DATA EXTRACT

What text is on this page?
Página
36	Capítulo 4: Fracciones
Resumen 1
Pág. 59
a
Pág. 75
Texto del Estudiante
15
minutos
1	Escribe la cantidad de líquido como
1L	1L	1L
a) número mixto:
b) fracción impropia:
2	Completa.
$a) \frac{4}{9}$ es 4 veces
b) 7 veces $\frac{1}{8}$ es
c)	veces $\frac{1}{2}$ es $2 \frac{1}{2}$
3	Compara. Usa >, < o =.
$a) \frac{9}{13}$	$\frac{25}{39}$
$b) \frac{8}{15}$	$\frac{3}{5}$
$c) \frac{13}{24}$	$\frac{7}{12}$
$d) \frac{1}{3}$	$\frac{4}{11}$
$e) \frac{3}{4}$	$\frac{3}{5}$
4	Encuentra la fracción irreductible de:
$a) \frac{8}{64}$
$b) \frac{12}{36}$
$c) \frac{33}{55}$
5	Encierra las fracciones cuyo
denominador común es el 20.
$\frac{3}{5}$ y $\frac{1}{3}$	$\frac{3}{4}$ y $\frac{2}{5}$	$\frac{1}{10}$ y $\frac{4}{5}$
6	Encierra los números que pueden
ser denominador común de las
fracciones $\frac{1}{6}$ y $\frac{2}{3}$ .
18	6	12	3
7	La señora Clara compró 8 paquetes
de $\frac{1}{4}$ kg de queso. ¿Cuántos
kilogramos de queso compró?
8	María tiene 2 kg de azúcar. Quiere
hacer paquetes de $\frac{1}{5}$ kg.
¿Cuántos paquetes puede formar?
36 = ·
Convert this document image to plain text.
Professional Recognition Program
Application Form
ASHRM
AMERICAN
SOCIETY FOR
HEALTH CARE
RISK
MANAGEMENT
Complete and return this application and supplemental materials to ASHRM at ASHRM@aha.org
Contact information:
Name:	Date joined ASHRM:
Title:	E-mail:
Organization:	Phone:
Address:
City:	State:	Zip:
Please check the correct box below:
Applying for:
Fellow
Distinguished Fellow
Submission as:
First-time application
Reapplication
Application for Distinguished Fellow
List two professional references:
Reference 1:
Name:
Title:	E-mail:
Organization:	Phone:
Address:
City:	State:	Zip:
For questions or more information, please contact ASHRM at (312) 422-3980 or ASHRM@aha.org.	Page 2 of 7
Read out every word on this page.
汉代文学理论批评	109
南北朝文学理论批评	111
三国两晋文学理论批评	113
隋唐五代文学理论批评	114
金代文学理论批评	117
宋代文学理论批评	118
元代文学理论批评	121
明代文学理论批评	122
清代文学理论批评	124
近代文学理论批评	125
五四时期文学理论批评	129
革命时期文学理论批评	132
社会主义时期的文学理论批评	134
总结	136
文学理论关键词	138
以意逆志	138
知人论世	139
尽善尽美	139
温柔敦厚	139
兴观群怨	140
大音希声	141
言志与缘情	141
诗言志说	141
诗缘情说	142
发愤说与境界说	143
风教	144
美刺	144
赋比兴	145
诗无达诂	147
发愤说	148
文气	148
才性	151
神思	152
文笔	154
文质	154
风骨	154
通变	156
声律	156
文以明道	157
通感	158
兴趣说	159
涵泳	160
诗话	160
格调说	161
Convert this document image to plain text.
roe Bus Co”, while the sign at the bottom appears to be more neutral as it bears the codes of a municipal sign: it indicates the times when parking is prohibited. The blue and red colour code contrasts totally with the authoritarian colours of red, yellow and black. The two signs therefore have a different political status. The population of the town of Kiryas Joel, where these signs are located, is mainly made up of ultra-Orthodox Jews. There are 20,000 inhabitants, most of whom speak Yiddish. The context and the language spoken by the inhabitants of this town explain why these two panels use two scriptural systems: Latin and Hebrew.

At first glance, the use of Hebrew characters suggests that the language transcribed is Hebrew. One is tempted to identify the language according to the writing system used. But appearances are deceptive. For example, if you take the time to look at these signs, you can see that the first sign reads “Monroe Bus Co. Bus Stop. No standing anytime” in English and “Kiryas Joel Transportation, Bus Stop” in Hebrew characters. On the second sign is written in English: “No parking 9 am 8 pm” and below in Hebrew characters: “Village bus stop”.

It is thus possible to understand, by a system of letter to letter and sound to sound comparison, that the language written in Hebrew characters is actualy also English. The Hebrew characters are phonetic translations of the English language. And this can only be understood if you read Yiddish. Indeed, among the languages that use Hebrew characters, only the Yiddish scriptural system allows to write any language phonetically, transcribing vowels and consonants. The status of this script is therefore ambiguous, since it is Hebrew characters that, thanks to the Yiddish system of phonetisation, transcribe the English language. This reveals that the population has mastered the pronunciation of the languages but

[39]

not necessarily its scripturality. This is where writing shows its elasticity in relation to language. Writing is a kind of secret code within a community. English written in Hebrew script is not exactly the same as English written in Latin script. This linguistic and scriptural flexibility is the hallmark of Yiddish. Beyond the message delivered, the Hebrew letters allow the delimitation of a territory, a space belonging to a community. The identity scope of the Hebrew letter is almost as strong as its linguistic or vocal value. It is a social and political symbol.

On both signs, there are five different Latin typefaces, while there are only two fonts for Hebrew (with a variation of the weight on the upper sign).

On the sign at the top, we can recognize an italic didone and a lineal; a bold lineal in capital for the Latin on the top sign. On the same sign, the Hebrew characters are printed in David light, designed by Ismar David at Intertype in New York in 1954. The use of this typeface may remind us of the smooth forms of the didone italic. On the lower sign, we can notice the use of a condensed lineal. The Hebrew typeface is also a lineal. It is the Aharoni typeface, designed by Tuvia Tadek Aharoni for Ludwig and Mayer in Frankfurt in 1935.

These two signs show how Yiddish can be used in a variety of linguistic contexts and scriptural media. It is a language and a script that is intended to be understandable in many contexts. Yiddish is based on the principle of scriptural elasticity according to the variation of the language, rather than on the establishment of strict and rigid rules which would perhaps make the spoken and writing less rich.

SET TASK
Using the listing above, pick out each line that contains the word "Distinguished", then copy it.

RIGHT ANSWER
Distinguished Fellow
Application for Distinguished Fellow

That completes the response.